> [What you need to do]: Using the data beneath, show every line that includes the word "this".

> [Extracted records]:

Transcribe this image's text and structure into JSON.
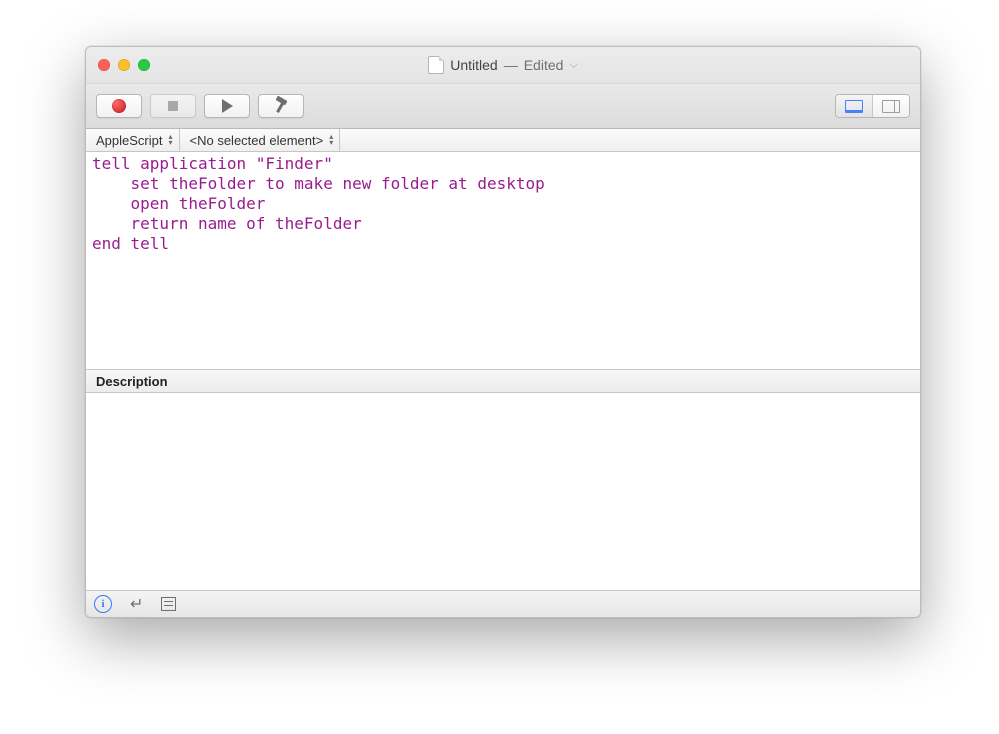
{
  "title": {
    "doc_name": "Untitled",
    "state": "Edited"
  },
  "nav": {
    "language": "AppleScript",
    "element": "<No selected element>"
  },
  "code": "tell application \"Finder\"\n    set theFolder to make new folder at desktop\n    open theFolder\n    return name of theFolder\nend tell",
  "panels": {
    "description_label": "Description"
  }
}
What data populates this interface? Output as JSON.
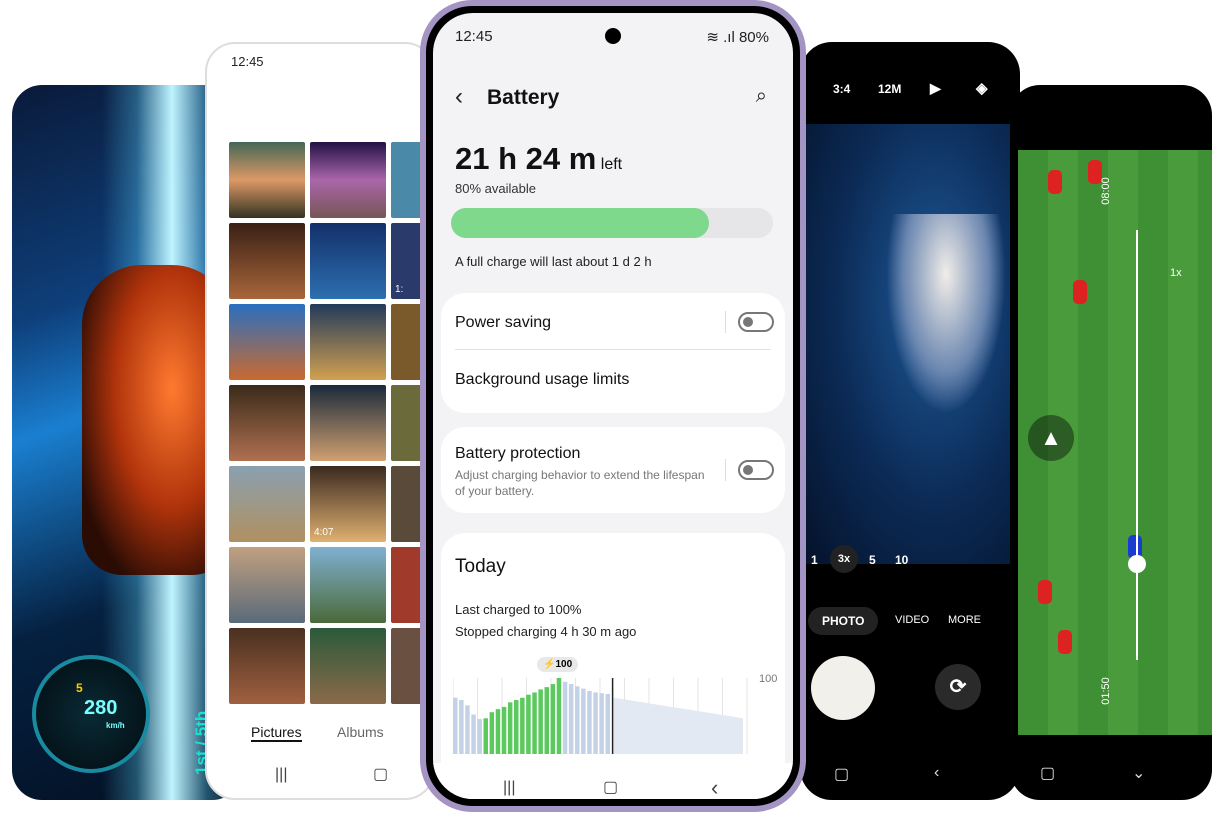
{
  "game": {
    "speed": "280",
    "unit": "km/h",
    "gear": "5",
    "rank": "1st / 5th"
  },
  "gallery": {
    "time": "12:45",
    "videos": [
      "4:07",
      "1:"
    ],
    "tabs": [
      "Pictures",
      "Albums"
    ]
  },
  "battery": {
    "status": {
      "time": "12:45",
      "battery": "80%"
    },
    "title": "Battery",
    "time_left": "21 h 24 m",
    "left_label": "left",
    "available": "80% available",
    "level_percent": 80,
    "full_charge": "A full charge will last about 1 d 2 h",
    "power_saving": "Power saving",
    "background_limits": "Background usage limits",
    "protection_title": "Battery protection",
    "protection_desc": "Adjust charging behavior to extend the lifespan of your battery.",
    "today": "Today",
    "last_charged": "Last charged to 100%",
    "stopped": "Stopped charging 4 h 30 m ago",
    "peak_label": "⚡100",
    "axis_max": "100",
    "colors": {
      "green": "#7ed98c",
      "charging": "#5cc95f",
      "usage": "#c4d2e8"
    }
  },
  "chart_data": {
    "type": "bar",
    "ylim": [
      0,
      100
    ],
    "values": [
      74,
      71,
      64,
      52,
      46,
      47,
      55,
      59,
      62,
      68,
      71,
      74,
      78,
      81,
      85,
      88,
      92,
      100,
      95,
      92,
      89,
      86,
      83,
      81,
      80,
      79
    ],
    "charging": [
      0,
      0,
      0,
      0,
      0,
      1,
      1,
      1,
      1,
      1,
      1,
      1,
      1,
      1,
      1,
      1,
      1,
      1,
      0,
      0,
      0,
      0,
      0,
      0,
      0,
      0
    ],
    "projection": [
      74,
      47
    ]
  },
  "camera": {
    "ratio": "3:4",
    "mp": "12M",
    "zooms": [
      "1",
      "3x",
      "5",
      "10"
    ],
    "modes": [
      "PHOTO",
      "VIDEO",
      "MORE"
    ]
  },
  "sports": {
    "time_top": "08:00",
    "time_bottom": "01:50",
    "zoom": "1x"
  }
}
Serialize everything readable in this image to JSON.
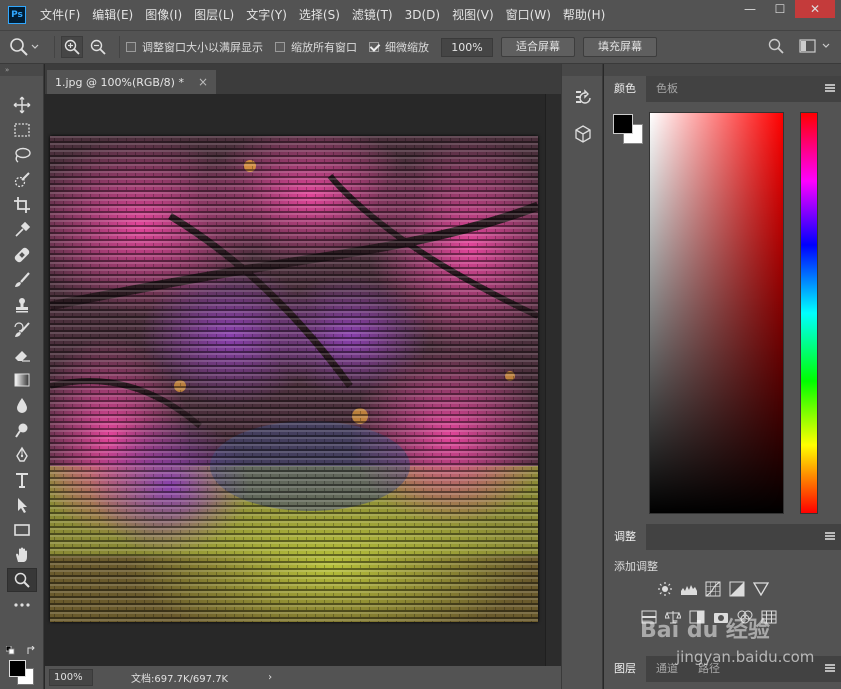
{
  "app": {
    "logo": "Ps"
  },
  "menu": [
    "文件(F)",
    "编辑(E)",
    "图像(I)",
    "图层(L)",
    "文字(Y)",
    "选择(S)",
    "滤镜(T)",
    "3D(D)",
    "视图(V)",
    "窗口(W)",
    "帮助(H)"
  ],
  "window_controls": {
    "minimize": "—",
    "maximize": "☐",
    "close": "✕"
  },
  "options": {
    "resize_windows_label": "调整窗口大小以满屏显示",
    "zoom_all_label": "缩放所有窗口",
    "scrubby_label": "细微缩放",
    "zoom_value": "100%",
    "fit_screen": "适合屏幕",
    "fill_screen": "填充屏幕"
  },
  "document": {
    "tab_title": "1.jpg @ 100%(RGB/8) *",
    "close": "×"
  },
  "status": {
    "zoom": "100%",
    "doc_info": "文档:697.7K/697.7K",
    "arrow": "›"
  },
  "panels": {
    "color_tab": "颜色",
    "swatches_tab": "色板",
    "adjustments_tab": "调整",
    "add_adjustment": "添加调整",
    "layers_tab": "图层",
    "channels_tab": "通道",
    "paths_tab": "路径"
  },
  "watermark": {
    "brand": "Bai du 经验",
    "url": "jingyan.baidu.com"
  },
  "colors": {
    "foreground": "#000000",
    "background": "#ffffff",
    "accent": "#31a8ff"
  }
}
--
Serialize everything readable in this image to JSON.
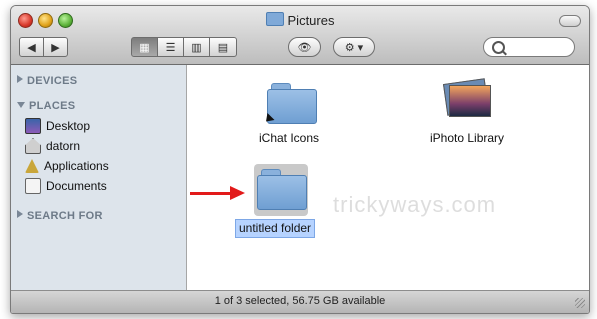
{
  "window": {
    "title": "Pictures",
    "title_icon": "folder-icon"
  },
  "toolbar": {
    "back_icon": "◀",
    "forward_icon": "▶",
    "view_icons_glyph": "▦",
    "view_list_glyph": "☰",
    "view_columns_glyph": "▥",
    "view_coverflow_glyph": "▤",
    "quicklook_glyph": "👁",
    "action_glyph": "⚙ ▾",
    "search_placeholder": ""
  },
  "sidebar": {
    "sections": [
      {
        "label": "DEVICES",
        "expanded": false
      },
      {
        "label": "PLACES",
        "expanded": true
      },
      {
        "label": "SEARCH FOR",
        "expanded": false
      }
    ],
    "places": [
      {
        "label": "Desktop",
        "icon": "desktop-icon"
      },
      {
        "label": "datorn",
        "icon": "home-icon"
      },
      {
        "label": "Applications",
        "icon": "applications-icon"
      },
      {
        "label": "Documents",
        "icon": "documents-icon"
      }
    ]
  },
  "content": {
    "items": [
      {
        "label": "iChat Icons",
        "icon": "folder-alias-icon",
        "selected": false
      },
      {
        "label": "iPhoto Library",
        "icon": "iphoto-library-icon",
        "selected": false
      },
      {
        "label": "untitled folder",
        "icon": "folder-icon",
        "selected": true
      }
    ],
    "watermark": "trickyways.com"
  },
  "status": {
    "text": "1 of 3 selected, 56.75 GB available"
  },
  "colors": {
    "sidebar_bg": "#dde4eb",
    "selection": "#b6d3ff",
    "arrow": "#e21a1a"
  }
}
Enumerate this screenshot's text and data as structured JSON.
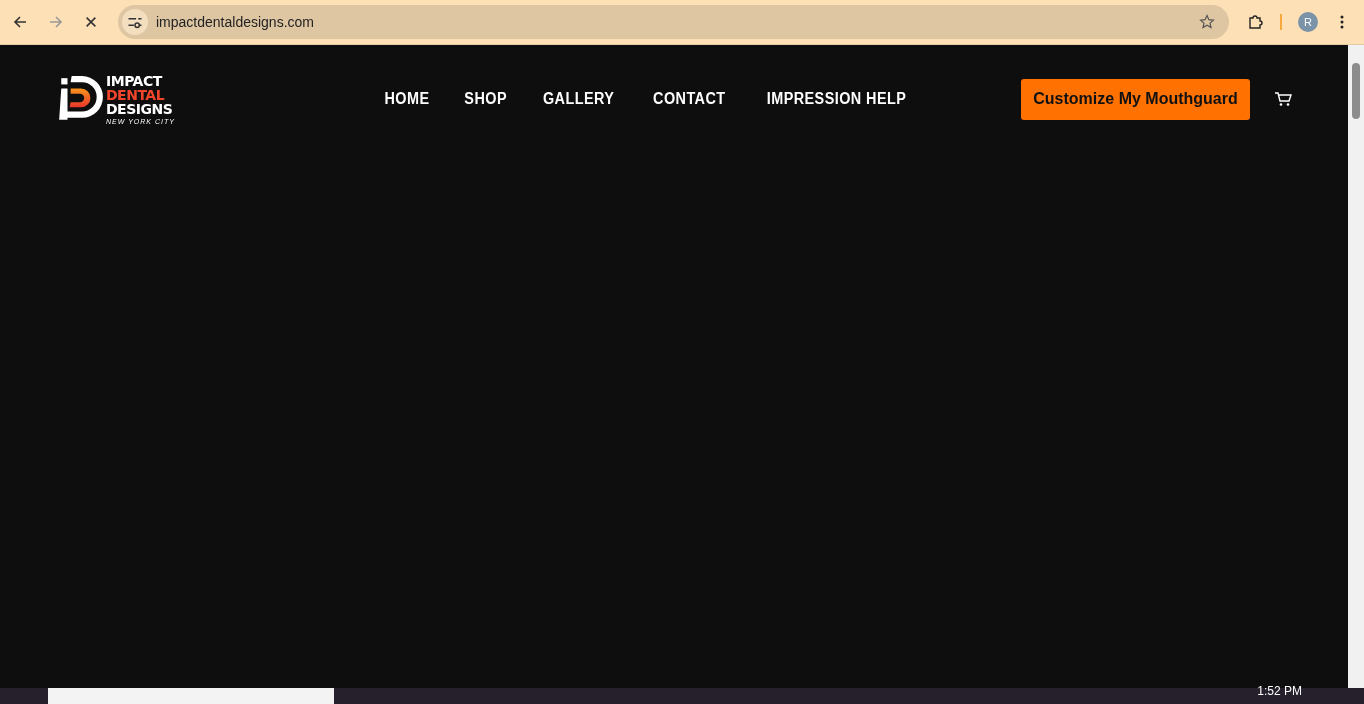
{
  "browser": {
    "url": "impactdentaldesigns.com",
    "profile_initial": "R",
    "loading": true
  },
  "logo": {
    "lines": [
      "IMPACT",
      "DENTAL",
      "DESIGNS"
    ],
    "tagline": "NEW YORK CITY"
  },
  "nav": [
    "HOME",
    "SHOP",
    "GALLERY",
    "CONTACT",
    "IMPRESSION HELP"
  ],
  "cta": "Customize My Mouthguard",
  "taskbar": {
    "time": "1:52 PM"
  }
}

> [Exercise answer]:
Transcribe this image's text and structure into JSON.
What data populates this interface? Output as JSON.
Serialize everything readable in this image to JSON.
Serialize everything readable in this image to JSON.
Enumerate this screenshot's text and data as structured JSON.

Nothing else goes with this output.